WHAT THIS TASK INVOLVES »
Retype the full set of records. Keep every character identical.
-------- RECORDS FOR PROCESSING
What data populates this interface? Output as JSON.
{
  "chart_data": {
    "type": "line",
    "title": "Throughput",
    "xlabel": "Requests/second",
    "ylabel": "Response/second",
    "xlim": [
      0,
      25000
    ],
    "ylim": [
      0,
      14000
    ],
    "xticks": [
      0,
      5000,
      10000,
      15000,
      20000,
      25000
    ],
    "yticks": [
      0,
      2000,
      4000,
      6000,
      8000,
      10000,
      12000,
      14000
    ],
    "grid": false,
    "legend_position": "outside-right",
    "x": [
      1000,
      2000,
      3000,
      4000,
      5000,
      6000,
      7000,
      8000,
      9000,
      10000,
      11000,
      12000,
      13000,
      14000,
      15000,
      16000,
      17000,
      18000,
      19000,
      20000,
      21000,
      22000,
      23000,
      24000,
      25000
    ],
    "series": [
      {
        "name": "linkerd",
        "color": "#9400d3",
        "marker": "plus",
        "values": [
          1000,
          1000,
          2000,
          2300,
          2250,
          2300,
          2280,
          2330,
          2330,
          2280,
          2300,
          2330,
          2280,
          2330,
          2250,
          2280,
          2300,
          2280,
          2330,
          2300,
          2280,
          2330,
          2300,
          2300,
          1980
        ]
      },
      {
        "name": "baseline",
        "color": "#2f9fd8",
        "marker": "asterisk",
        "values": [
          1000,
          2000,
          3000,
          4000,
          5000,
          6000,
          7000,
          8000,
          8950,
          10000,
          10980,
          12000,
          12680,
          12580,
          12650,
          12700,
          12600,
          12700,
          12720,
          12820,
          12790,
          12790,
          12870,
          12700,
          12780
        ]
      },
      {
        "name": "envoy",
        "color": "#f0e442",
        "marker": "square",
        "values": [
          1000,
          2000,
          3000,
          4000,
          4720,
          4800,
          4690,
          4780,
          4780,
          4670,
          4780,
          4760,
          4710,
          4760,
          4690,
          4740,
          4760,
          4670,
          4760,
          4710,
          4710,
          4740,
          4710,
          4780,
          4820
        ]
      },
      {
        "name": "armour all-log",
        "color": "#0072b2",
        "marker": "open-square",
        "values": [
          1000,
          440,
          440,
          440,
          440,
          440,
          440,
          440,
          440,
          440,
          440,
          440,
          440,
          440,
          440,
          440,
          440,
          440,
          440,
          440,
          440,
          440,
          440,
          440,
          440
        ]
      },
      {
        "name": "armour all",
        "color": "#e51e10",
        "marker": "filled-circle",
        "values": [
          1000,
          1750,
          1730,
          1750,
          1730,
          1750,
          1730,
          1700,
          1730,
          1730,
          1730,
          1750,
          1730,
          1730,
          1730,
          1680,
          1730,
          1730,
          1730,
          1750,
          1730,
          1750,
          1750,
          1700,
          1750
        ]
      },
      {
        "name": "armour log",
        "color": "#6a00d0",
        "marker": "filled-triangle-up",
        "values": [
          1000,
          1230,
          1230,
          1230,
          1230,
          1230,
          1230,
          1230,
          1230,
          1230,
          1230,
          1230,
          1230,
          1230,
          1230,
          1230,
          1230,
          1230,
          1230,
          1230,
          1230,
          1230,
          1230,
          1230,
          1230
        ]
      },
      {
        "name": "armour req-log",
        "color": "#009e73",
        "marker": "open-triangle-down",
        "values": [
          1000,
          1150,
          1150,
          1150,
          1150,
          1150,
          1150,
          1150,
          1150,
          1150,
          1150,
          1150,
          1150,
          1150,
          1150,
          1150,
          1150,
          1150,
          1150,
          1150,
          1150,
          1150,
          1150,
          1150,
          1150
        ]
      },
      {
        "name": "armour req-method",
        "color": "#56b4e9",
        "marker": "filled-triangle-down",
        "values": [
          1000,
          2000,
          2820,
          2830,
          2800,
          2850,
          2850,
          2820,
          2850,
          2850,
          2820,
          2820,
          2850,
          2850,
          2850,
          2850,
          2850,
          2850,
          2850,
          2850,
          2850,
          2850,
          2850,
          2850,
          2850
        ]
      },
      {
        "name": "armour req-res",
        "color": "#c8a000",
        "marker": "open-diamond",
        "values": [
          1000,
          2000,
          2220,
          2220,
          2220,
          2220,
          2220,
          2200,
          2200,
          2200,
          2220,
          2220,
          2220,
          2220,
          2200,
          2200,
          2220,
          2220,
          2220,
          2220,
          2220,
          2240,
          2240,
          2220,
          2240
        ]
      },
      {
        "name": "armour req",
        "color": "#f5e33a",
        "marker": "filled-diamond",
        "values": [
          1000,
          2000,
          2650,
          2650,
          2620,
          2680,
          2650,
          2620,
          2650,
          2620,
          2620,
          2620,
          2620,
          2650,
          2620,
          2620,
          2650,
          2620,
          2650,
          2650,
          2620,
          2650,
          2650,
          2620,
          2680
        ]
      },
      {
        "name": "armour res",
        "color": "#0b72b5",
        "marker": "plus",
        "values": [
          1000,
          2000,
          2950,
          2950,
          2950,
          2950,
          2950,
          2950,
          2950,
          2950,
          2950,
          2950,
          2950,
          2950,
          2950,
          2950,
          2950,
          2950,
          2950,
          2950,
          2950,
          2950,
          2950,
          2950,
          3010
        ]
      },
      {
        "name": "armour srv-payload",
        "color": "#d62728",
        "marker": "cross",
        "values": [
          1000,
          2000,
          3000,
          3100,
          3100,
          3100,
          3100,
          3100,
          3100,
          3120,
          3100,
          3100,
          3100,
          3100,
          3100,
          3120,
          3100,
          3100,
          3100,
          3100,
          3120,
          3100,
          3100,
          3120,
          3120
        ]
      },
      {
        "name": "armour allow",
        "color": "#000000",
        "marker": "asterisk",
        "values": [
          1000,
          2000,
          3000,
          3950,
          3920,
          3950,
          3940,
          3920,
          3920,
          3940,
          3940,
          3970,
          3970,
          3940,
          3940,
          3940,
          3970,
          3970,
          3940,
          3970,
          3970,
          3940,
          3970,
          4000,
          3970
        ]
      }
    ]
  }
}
----------------
REPLY »
What data populates this interface? Output as JSON.
{
  "chart_data": {
    "type": "line",
    "title": "Throughput",
    "xlabel": "Requests/second",
    "ylabel": "Response/second",
    "xlim": [
      0,
      25000
    ],
    "ylim": [
      0,
      14000
    ],
    "xticks": [
      0,
      5000,
      10000,
      15000,
      20000,
      25000
    ],
    "yticks": [
      0,
      2000,
      4000,
      6000,
      8000,
      10000,
      12000,
      14000
    ],
    "grid": false,
    "legend_position": "outside-right",
    "x": [
      1000,
      2000,
      3000,
      4000,
      5000,
      6000,
      7000,
      8000,
      9000,
      10000,
      11000,
      12000,
      13000,
      14000,
      15000,
      16000,
      17000,
      18000,
      19000,
      20000,
      21000,
      22000,
      23000,
      24000,
      25000
    ],
    "series": [
      {
        "name": "linkerd",
        "color": "#9400d3",
        "marker": "plus",
        "values": [
          1000,
          1000,
          2000,
          2300,
          2250,
          2300,
          2280,
          2330,
          2330,
          2280,
          2300,
          2330,
          2280,
          2330,
          2250,
          2280,
          2300,
          2280,
          2330,
          2300,
          2280,
          2330,
          2300,
          2300,
          1980
        ]
      },
      {
        "name": "baseline",
        "color": "#2f9fd8",
        "marker": "asterisk",
        "values": [
          1000,
          2000,
          3000,
          4000,
          5000,
          6000,
          7000,
          8000,
          8950,
          10000,
          10980,
          12000,
          12680,
          12580,
          12650,
          12700,
          12600,
          12700,
          12720,
          12820,
          12790,
          12790,
          12870,
          12700,
          12780
        ]
      },
      {
        "name": "envoy",
        "color": "#f0e442",
        "marker": "square",
        "values": [
          1000,
          2000,
          3000,
          4000,
          4720,
          4800,
          4690,
          4780,
          4780,
          4670,
          4780,
          4760,
          4710,
          4760,
          4690,
          4740,
          4760,
          4670,
          4760,
          4710,
          4710,
          4740,
          4710,
          4780,
          4820
        ]
      },
      {
        "name": "armour all-log",
        "color": "#0072b2",
        "marker": "open-square",
        "values": [
          1000,
          440,
          440,
          440,
          440,
          440,
          440,
          440,
          440,
          440,
          440,
          440,
          440,
          440,
          440,
          440,
          440,
          440,
          440,
          440,
          440,
          440,
          440,
          440,
          440
        ]
      },
      {
        "name": "armour all",
        "color": "#e51e10",
        "marker": "filled-circle",
        "values": [
          1000,
          1750,
          1730,
          1750,
          1730,
          1750,
          1730,
          1700,
          1730,
          1730,
          1730,
          1750,
          1730,
          1730,
          1730,
          1680,
          1730,
          1730,
          1730,
          1750,
          1730,
          1750,
          1750,
          1700,
          1750
        ]
      },
      {
        "name": "armour log",
        "color": "#6a00d0",
        "marker": "filled-triangle-up",
        "values": [
          1000,
          1230,
          1230,
          1230,
          1230,
          1230,
          1230,
          1230,
          1230,
          1230,
          1230,
          1230,
          1230,
          1230,
          1230,
          1230,
          1230,
          1230,
          1230,
          1230,
          1230,
          1230,
          1230,
          1230,
          1230
        ]
      },
      {
        "name": "armour req-log",
        "color": "#009e73",
        "marker": "open-triangle-down",
        "values": [
          1000,
          1150,
          1150,
          1150,
          1150,
          1150,
          1150,
          1150,
          1150,
          1150,
          1150,
          1150,
          1150,
          1150,
          1150,
          1150,
          1150,
          1150,
          1150,
          1150,
          1150,
          1150,
          1150,
          1150,
          1150
        ]
      },
      {
        "name": "armour req-method",
        "color": "#56b4e9",
        "marker": "filled-triangle-down",
        "values": [
          1000,
          2000,
          2820,
          2830,
          2800,
          2850,
          2850,
          2820,
          2850,
          2850,
          2820,
          2820,
          2850,
          2850,
          2850,
          2850,
          2850,
          2850,
          2850,
          2850,
          2850,
          2850,
          2850,
          2850,
          2850
        ]
      },
      {
        "name": "armour req-res",
        "color": "#c8a000",
        "marker": "open-diamond",
        "values": [
          1000,
          2000,
          2220,
          2220,
          2220,
          2220,
          2220,
          2200,
          2200,
          2200,
          2220,
          2220,
          2220,
          2220,
          2200,
          2200,
          2220,
          2220,
          2220,
          2220,
          2220,
          2240,
          2240,
          2220,
          2240
        ]
      },
      {
        "name": "armour req",
        "color": "#f5e33a",
        "marker": "filled-diamond",
        "values": [
          1000,
          2000,
          2650,
          2650,
          2620,
          2680,
          2650,
          2620,
          2650,
          2620,
          2620,
          2620,
          2620,
          2650,
          2620,
          2620,
          2650,
          2620,
          2650,
          2650,
          2620,
          2650,
          2650,
          2620,
          2680
        ]
      },
      {
        "name": "armour res",
        "color": "#0b72b5",
        "marker": "plus",
        "values": [
          1000,
          2000,
          2950,
          2950,
          2950,
          2950,
          2950,
          2950,
          2950,
          2950,
          2950,
          2950,
          2950,
          2950,
          2950,
          2950,
          2950,
          2950,
          2950,
          2950,
          2950,
          2950,
          2950,
          2950,
          3010
        ]
      },
      {
        "name": "armour srv-payload",
        "color": "#d62728",
        "marker": "cross",
        "values": [
          1000,
          2000,
          3000,
          3100,
          3100,
          3100,
          3100,
          3100,
          3100,
          3120,
          3100,
          3100,
          3100,
          3100,
          3100,
          3120,
          3100,
          3100,
          3100,
          3100,
          3120,
          3100,
          3100,
          3120,
          3120
        ]
      },
      {
        "name": "armour allow",
        "color": "#000000",
        "marker": "asterisk",
        "values": [
          1000,
          2000,
          3000,
          3950,
          3920,
          3950,
          3940,
          3920,
          3920,
          3940,
          3940,
          3970,
          3970,
          3940,
          3940,
          3940,
          3970,
          3970,
          3940,
          3970,
          3970,
          3940,
          3970,
          4000,
          3970
        ]
      }
    ]
  }
}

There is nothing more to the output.